[Entries from a visual dataset]
◇ ◇ ◇

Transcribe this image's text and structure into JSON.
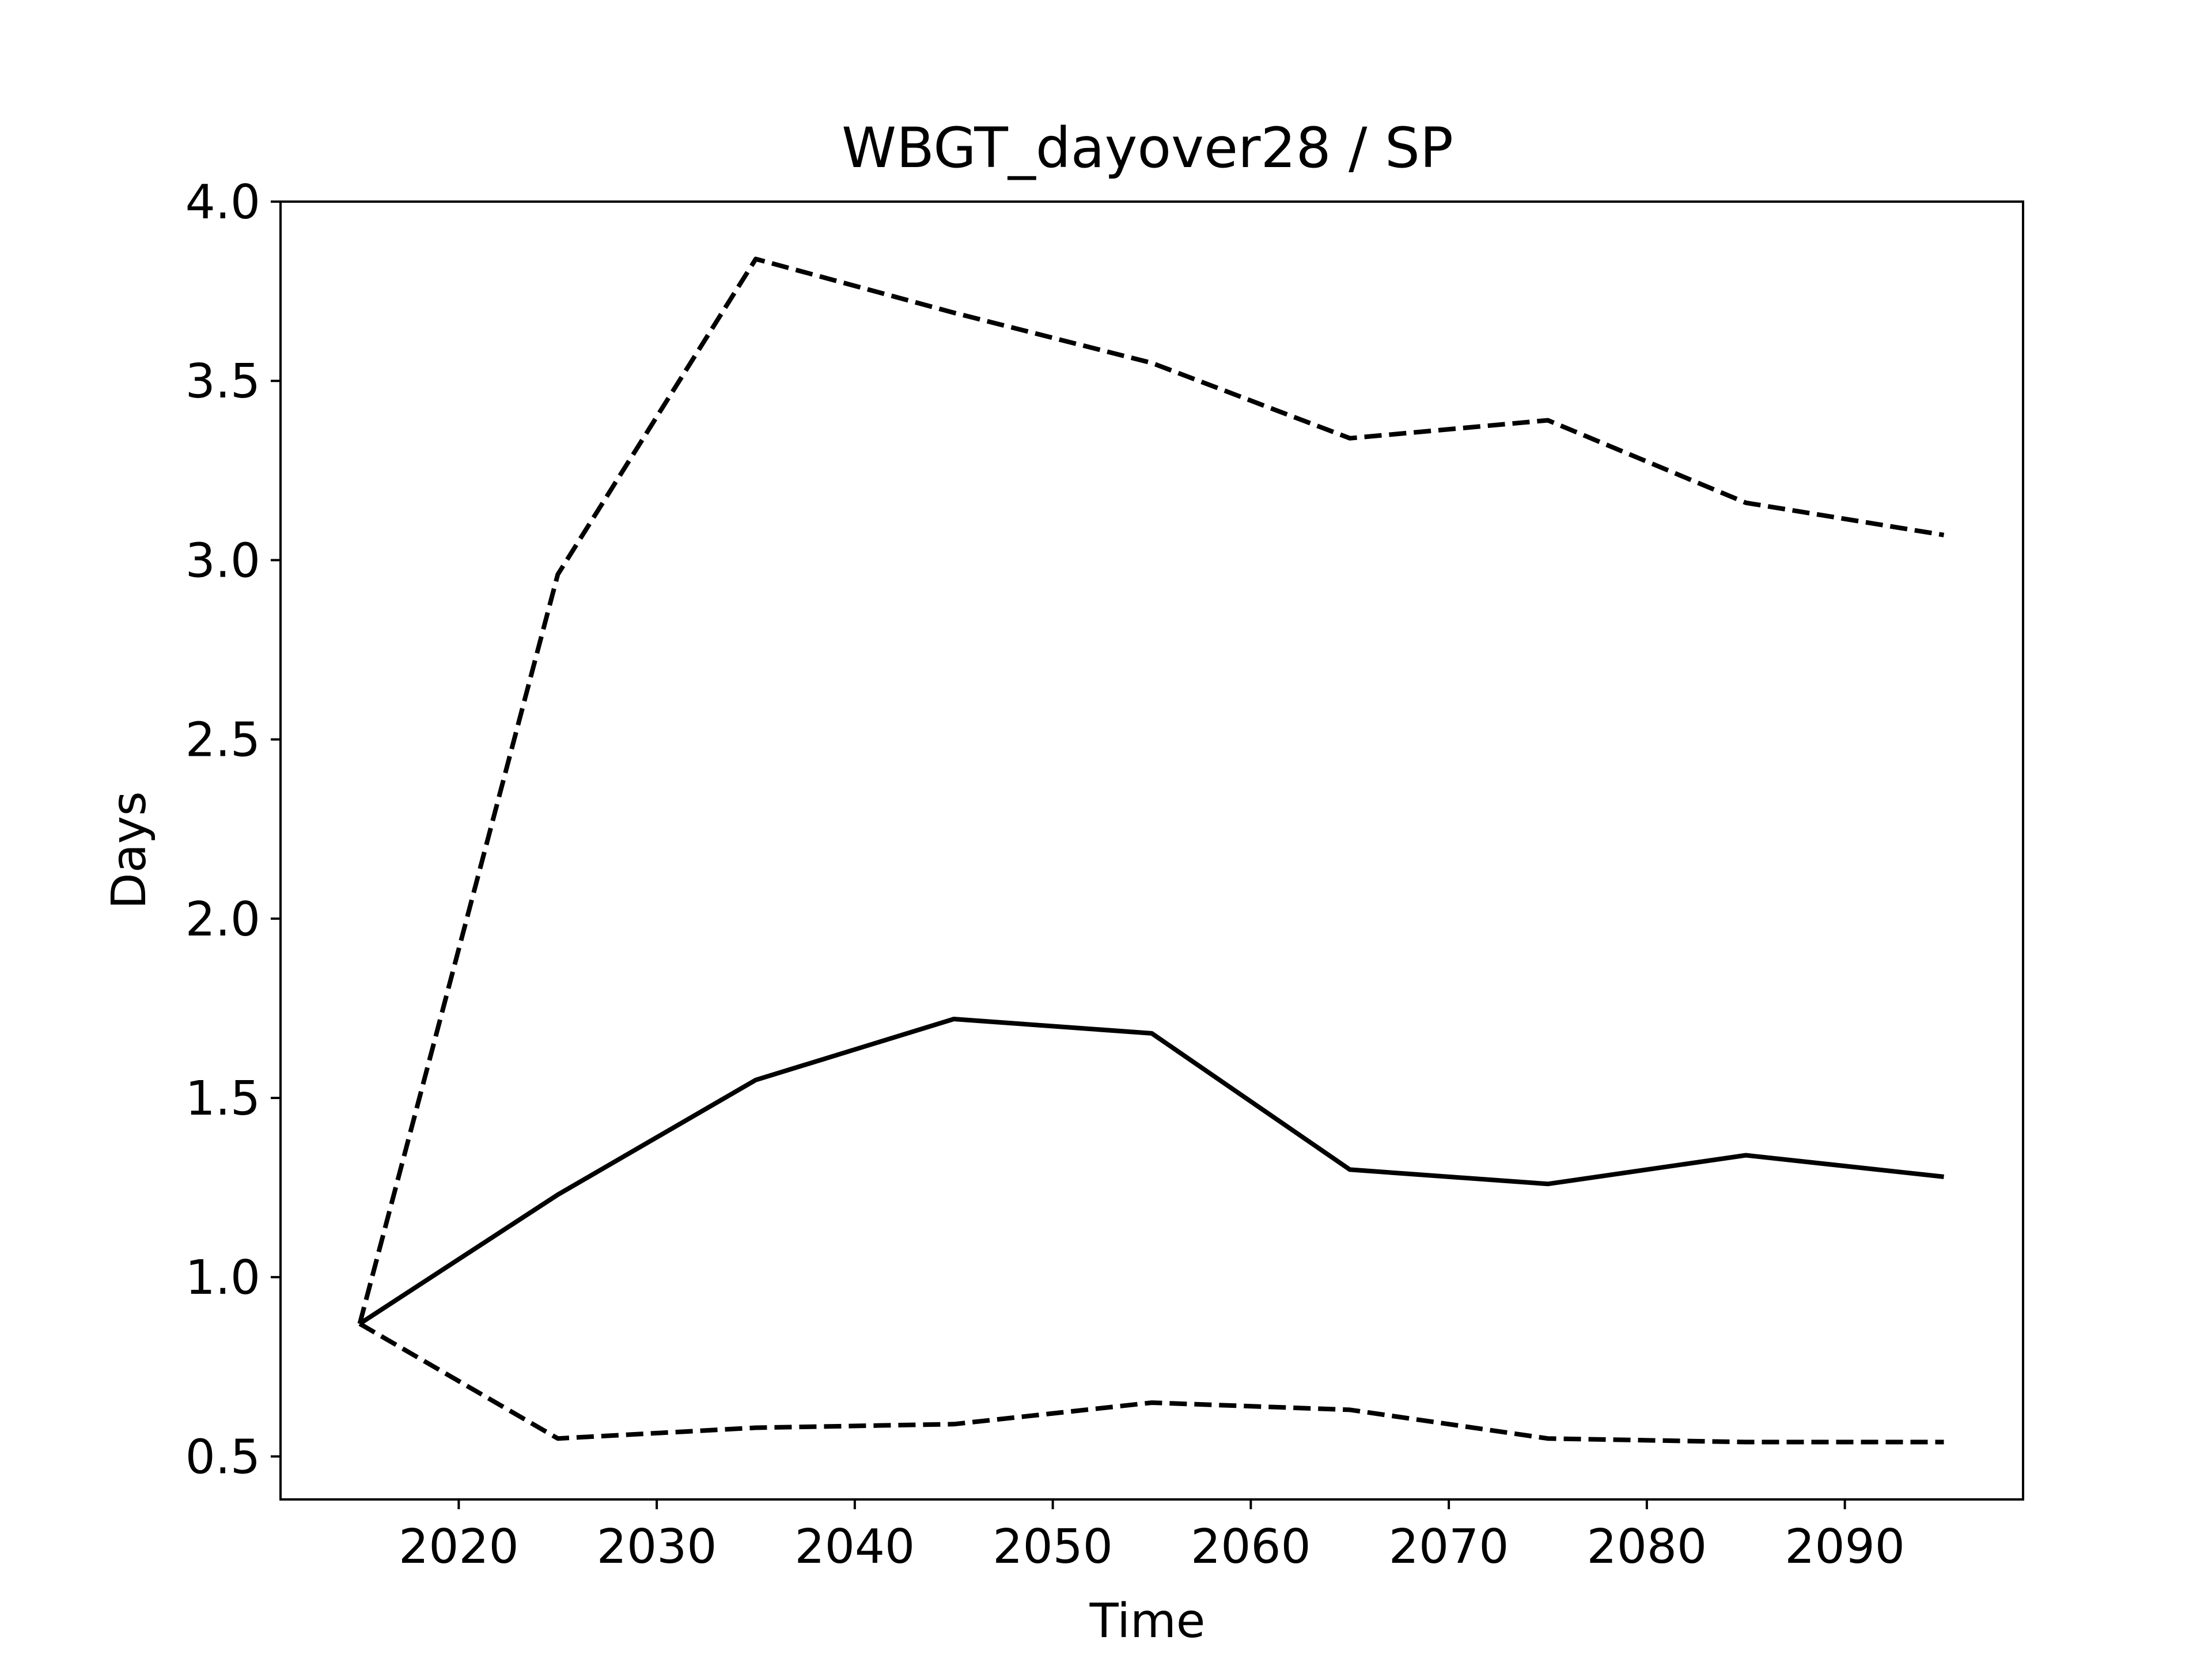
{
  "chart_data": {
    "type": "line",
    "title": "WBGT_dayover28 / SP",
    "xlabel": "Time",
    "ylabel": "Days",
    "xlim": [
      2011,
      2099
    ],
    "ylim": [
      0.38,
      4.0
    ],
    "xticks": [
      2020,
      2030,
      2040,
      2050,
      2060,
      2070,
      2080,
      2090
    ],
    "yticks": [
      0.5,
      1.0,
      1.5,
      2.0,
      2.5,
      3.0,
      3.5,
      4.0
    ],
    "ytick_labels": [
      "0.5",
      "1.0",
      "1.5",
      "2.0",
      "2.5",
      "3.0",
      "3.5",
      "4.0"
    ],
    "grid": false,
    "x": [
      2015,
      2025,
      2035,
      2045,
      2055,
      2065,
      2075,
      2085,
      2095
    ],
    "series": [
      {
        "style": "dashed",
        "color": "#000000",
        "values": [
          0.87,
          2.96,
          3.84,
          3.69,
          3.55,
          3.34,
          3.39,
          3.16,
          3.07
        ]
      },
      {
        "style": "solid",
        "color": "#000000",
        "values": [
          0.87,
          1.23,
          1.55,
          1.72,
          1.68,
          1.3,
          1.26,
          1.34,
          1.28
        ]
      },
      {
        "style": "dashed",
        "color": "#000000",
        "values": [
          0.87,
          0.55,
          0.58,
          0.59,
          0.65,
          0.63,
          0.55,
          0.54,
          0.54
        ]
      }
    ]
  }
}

◇ ◇ ◇

> [Given request]: Give an exact reproduction of every line, leaving out any picture.

> [Written answer]:
Transcribe this image's text and structure into JSON.
{
  "chart_data": {
    "type": "line",
    "title": "WBGT_dayover28 / SP",
    "xlabel": "Time",
    "ylabel": "Days",
    "xlim": [
      2011,
      2099
    ],
    "ylim": [
      0.38,
      4.0
    ],
    "xticks": [
      2020,
      2030,
      2040,
      2050,
      2060,
      2070,
      2080,
      2090
    ],
    "yticks": [
      0.5,
      1.0,
      1.5,
      2.0,
      2.5,
      3.0,
      3.5,
      4.0
    ],
    "ytick_labels": [
      "0.5",
      "1.0",
      "1.5",
      "2.0",
      "2.5",
      "3.0",
      "3.5",
      "4.0"
    ],
    "grid": false,
    "x": [
      2015,
      2025,
      2035,
      2045,
      2055,
      2065,
      2075,
      2085,
      2095
    ],
    "series": [
      {
        "style": "dashed",
        "color": "#000000",
        "values": [
          0.87,
          2.96,
          3.84,
          3.69,
          3.55,
          3.34,
          3.39,
          3.16,
          3.07
        ]
      },
      {
        "style": "solid",
        "color": "#000000",
        "values": [
          0.87,
          1.23,
          1.55,
          1.72,
          1.68,
          1.3,
          1.26,
          1.34,
          1.28
        ]
      },
      {
        "style": "dashed",
        "color": "#000000",
        "values": [
          0.87,
          0.55,
          0.58,
          0.59,
          0.65,
          0.63,
          0.55,
          0.54,
          0.54
        ]
      }
    ]
  }
}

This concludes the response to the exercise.